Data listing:
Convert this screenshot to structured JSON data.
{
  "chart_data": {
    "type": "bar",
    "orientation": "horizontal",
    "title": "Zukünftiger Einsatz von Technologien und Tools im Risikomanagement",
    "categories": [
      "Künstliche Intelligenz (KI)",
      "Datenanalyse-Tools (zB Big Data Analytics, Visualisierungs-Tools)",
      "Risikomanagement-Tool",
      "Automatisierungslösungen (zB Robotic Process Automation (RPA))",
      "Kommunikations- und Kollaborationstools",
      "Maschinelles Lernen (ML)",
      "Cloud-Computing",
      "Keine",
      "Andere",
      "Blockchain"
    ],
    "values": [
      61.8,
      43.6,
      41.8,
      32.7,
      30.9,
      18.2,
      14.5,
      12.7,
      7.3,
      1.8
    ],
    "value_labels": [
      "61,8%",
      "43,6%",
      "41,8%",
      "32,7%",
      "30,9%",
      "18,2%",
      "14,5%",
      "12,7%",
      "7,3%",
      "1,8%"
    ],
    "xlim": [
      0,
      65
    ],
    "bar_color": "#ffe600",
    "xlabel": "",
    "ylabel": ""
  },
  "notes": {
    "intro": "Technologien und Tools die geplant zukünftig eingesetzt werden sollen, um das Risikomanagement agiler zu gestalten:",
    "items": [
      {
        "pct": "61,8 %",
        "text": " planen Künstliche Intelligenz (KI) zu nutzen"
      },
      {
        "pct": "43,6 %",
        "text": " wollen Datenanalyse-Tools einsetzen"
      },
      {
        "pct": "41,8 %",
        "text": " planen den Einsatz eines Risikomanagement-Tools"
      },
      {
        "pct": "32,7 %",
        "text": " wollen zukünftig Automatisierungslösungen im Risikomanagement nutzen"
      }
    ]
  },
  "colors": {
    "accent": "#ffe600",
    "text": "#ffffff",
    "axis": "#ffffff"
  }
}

[Your task]:
Look through the entries and work out how many lines have the word "Technologien" in them; reply with that number only.

[Complete output]:
2